(Entries from a visual dataset)
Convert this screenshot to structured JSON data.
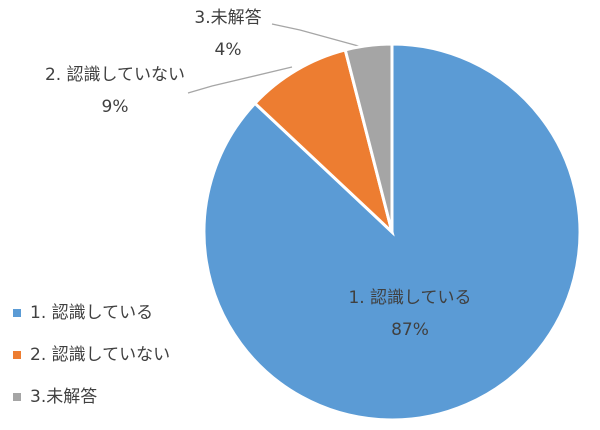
{
  "chart_data": {
    "type": "pie",
    "categories": [
      "1. 認識している",
      "2. 認識していない",
      "3.未解答"
    ],
    "values": [
      87,
      9,
      4
    ],
    "value_labels": [
      "87%",
      "9%",
      "4%"
    ],
    "colors": [
      "#5b9bd5",
      "#ed7d31",
      "#a5a5a5"
    ],
    "legend": "bottom-left"
  }
}
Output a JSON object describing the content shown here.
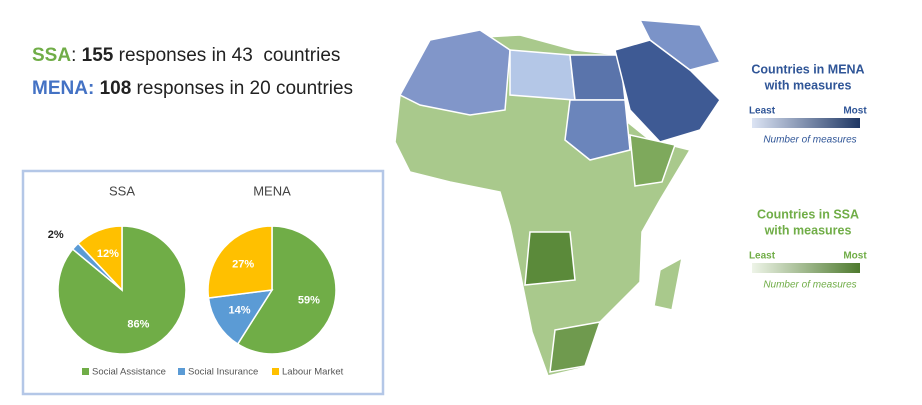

▸ Your objective
From start to finish, output the listing exactly, but omit its pictures.

▸ Response
Convert this screenshot to structured JSON data.
{
  "chart_data": {
    "type": "pie",
    "categories": [
      "1. 認識している",
      "2. 認識していない",
      "3.未解答"
    ],
    "values": [
      87,
      9,
      4
    ],
    "value_labels": [
      "87%",
      "9%",
      "4%"
    ],
    "colors": [
      "#5b9bd5",
      "#ed7d31",
      "#a5a5a5"
    ],
    "legend": "bottom-left"
  }
}
Output a JSON object describing the content shown here.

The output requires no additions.